**Stored data entries**:
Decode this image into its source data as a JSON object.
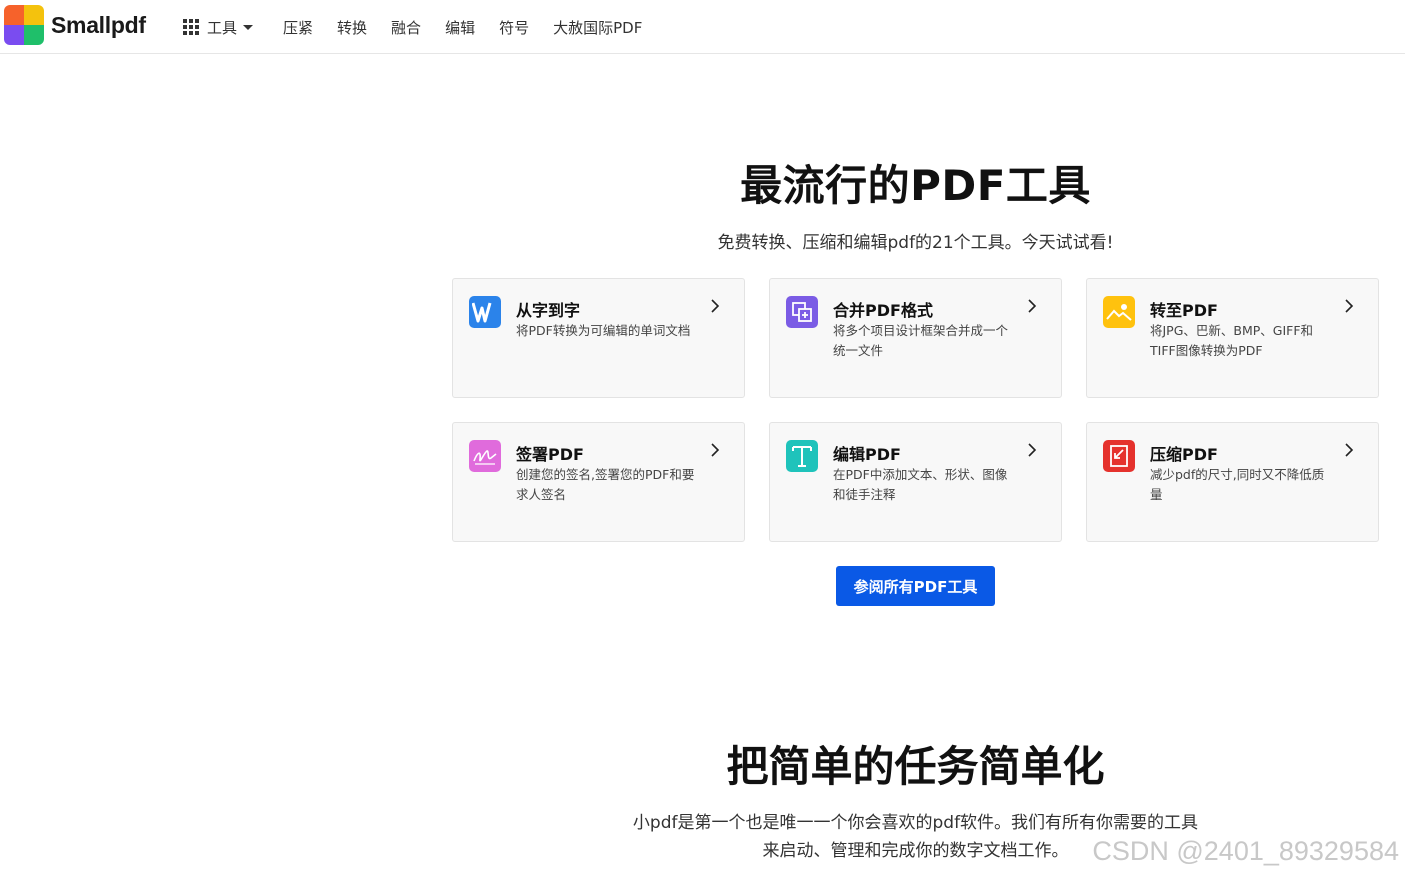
{
  "header": {
    "logo_text": "Smallpdf",
    "tools_label": "工具",
    "nav_links": [
      "压紧",
      "转换",
      "融合",
      "编辑",
      "符号",
      "大赦国际PDF"
    ]
  },
  "hero": {
    "title": "最流行的PDF工具",
    "subtitle": "免费转换、压缩和编辑pdf的21个工具。今天试试看!"
  },
  "cards": [
    {
      "title": "从字到字",
      "desc": "将PDF转换为可编辑的单词文档",
      "icon": "word-icon",
      "color": "#2b83ea"
    },
    {
      "title": "合并PDF格式",
      "desc": "将多个项目设计框架合并成一个统一文件",
      "icon": "merge-icon",
      "color": "#7b5ce5"
    },
    {
      "title": "转至PDF",
      "desc": "将JPG、巴新、BMP、GIFF和TIFF图像转换为PDF",
      "icon": "image-icon",
      "color": "#ffc20e"
    },
    {
      "title": "签署PDF",
      "desc": "创建您的签名,签署您的PDF和要求人签名",
      "icon": "signature-icon",
      "color": "#e06bdc"
    },
    {
      "title": "编辑PDF",
      "desc": "在PDF中添加文本、形状、图像和徒手注释",
      "icon": "text-icon",
      "color": "#1fc3bb"
    },
    {
      "title": "压缩PDF",
      "desc": "减少pdf的尺寸,同时又不降低质量",
      "icon": "compress-icon",
      "color": "#e5322d"
    }
  ],
  "cta_label": "参阅所有PDF工具",
  "section2": {
    "title": "把简单的任务简单化",
    "line1": "小pdf是第一个也是唯一一个你会喜欢的pdf软件。我们有所有你需要的工具",
    "line2": "来启动、管理和完成你的数字文档工作。"
  },
  "watermark": "CSDN @2401_89329584",
  "colors": {
    "accent": "#0a59e6"
  }
}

**PROBLEM**: Transcribe each entry above exactly, apart from the pictures.

**TASK SOLUTION**:
Decode this image into its source data as a JSON object.
{
  "header": {
    "logo_text": "Smallpdf",
    "tools_label": "工具",
    "nav_links": [
      "压紧",
      "转换",
      "融合",
      "编辑",
      "符号",
      "大赦国际PDF"
    ]
  },
  "hero": {
    "title": "最流行的PDF工具",
    "subtitle": "免费转换、压缩和编辑pdf的21个工具。今天试试看!"
  },
  "cards": [
    {
      "title": "从字到字",
      "desc": "将PDF转换为可编辑的单词文档",
      "icon": "word-icon",
      "color": "#2b83ea"
    },
    {
      "title": "合并PDF格式",
      "desc": "将多个项目设计框架合并成一个统一文件",
      "icon": "merge-icon",
      "color": "#7b5ce5"
    },
    {
      "title": "转至PDF",
      "desc": "将JPG、巴新、BMP、GIFF和TIFF图像转换为PDF",
      "icon": "image-icon",
      "color": "#ffc20e"
    },
    {
      "title": "签署PDF",
      "desc": "创建您的签名,签署您的PDF和要求人签名",
      "icon": "signature-icon",
      "color": "#e06bdc"
    },
    {
      "title": "编辑PDF",
      "desc": "在PDF中添加文本、形状、图像和徒手注释",
      "icon": "text-icon",
      "color": "#1fc3bb"
    },
    {
      "title": "压缩PDF",
      "desc": "减少pdf的尺寸,同时又不降低质量",
      "icon": "compress-icon",
      "color": "#e5322d"
    }
  ],
  "cta_label": "参阅所有PDF工具",
  "section2": {
    "title": "把简单的任务简单化",
    "line1": "小pdf是第一个也是唯一一个你会喜欢的pdf软件。我们有所有你需要的工具",
    "line2": "来启动、管理和完成你的数字文档工作。"
  },
  "watermark": "CSDN @2401_89329584",
  "colors": {
    "accent": "#0a59e6"
  }
}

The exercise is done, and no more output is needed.